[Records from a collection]
** START **

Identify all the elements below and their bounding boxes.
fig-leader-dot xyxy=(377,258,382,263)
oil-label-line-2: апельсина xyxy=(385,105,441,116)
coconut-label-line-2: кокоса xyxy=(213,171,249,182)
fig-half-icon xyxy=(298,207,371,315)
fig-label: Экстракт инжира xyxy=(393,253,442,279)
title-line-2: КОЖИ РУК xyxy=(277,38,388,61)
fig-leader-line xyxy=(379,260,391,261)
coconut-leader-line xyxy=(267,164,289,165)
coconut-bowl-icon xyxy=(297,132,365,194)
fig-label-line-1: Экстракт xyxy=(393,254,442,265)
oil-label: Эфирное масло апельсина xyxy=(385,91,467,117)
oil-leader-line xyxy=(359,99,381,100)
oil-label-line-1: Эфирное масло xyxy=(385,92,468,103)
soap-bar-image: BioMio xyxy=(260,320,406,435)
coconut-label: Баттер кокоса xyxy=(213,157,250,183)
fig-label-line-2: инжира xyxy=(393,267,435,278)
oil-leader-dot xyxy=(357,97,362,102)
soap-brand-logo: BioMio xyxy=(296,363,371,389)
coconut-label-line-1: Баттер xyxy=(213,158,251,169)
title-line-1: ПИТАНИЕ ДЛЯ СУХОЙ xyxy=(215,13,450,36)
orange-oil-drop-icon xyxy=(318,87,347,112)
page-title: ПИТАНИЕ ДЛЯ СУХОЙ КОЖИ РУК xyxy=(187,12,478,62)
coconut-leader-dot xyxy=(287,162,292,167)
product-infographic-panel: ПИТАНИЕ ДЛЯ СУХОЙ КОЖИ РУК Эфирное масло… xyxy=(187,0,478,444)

** END **

_Aim of the task_: Print every line of the items above without any changes.

_Written response_:
Identify all the elements below and their bounding boxes.
fig-leader-dot xyxy=(377,258,382,263)
oil-label-line-2: апельсина xyxy=(385,105,441,116)
coconut-label-line-2: кокоса xyxy=(213,171,249,182)
fig-half-icon xyxy=(298,207,371,315)
fig-label: Экстракт инжира xyxy=(393,253,442,279)
title-line-2: КОЖИ РУК xyxy=(277,38,388,61)
fig-leader-line xyxy=(379,260,391,261)
coconut-leader-line xyxy=(267,164,289,165)
coconut-bowl-icon xyxy=(297,132,365,194)
fig-label-line-1: Экстракт xyxy=(393,254,442,265)
oil-label: Эфирное масло апельсина xyxy=(385,91,467,117)
oil-leader-line xyxy=(359,99,381,100)
oil-label-line-1: Эфирное масло xyxy=(385,92,468,103)
soap-bar-image: BioMio xyxy=(260,320,406,435)
coconut-label: Баттер кокоса xyxy=(213,157,250,183)
fig-label-line-2: инжира xyxy=(393,267,435,278)
oil-leader-dot xyxy=(357,97,362,102)
soap-brand-logo: BioMio xyxy=(296,363,371,389)
coconut-label-line-1: Баттер xyxy=(213,158,251,169)
title-line-1: ПИТАНИЕ ДЛЯ СУХОЙ xyxy=(215,13,450,36)
orange-oil-drop-icon xyxy=(318,87,347,112)
page-title: ПИТАНИЕ ДЛЯ СУХОЙ КОЖИ РУК xyxy=(187,12,478,62)
coconut-leader-dot xyxy=(287,162,292,167)
product-infographic-panel: ПИТАНИЕ ДЛЯ СУХОЙ КОЖИ РУК Эфирное масло… xyxy=(187,0,478,444)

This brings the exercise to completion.